== What you need to do ==
Write out the entries again exactly as they are given.

[Extracted data entries]

************

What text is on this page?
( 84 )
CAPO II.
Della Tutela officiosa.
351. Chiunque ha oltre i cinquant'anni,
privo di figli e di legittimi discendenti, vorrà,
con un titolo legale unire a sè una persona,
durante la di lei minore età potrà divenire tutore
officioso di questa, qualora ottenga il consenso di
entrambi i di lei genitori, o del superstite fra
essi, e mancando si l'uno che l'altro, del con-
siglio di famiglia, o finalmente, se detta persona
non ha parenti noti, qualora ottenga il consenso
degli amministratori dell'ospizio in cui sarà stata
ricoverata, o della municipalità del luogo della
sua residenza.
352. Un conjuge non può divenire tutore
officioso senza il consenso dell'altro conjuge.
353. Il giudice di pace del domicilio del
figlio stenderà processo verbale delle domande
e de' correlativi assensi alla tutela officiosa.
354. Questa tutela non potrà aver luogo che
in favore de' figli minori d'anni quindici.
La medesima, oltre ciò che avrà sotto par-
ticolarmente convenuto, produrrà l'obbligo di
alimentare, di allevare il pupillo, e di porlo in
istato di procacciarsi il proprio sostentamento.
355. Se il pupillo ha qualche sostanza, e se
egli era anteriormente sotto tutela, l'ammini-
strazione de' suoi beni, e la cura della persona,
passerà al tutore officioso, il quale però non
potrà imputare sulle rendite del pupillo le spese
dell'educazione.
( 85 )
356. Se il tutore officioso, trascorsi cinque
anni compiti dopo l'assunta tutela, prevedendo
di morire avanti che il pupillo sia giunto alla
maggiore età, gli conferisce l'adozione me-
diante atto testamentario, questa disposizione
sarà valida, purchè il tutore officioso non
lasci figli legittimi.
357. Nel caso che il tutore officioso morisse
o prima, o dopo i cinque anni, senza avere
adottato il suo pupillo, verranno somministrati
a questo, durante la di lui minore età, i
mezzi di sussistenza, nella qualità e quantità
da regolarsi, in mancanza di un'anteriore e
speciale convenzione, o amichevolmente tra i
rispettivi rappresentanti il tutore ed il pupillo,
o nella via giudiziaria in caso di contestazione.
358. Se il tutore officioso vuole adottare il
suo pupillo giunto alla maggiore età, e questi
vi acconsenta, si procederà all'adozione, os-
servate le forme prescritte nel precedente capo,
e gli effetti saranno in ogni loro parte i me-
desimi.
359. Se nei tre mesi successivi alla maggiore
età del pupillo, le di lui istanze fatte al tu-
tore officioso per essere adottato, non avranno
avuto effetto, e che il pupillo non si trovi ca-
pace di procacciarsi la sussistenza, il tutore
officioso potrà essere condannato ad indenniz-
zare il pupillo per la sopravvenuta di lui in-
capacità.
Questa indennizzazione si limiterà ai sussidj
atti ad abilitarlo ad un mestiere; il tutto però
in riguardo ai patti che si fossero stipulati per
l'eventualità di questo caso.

************

== Reply to the task ==
What text is on this page?
( 84 )
CAPO II.
Della Tutela officiosa.
351. Chiunque ha oltre i cinquant'anni,
privo di figli e di legittimi discendenti, vorrà,
con un titolo legale unire a sè una persona,
durante la di lei minore età potrà divenire tutore
officioso di questa, qualora ottenga il consenso di
entrambi i di lei genitori, o del superstite fra
essi, e mancando si l'uno che l'altro, del con-
siglio di famiglia, o finalmente, se detta persona
non ha parenti noti, qualora ottenga il consenso
degli amministratori dell'ospizio in cui sarà stata
ricoverata, o della municipalità del luogo della
sua residenza.
352. Un conjuge non può divenire tutore
officioso senza il consenso dell'altro conjuge.
353. Il giudice di pace del domicilio del
figlio stenderà processo verbale delle domande
e de' correlativi assensi alla tutela officiosa.
354. Questa tutela non potrà aver luogo che
in favore de' figli minori d'anni quindici.
La medesima, oltre ciò che avrà sotto par-
ticolarmente convenuto, produrrà l'obbligo di
alimentare, di allevare il pupillo, e di porlo in
istato di procacciarsi il proprio sostentamento.
355. Se il pupillo ha qualche sostanza, e se
egli era anteriormente sotto tutela, l'ammini-
strazione de' suoi beni, e la cura della persona,
passerà al tutore officioso, il quale però non
potrà imputare sulle rendite del pupillo le spese
dell'educazione.
( 85 )
356. Se il tutore officioso, trascorsi cinque
anni compiti dopo l'assunta tutela, prevedendo
di morire avanti che il pupillo sia giunto alla
maggiore età, gli conferisce l'adozione me-
diante atto testamentario, questa disposizione
sarà valida, purchè il tutore officioso non
lasci figli legittimi.
357. Nel caso che il tutore officioso morisse
o prima, o dopo i cinque anni, senza avere
adottato il suo pupillo, verranno somministrati
a questo, durante la di lui minore età, i
mezzi di sussistenza, nella qualità e quantità
da regolarsi, in mancanza di un'anteriore e
speciale convenzione, o amichevolmente tra i
rispettivi rappresentanti il tutore ed il pupillo,
o nella via giudiziaria in caso di contestazione.
358. Se il tutore officioso vuole adottare il
suo pupillo giunto alla maggiore età, e questi
vi acconsenta, si procederà all'adozione, os-
servate le forme prescritte nel precedente capo,
e gli effetti saranno in ogni loro parte i me-
desimi.
359. Se nei tre mesi successivi alla maggiore
età del pupillo, le di lui istanze fatte al tu-
tore officioso per essere adottato, non avranno
avuto effetto, e che il pupillo non si trovi ca-
pace di procacciarsi la sussistenza, il tutore
officioso potrà essere condannato ad indenniz-
zare il pupillo per la sopravvenuta di lui in-
capacità.
Questa indennizzazione si limiterà ai sussidj
atti ad abilitarlo ad un mestiere; il tutto però
in riguardo ai patti che si fossero stipulati per
l'eventualità di questo caso.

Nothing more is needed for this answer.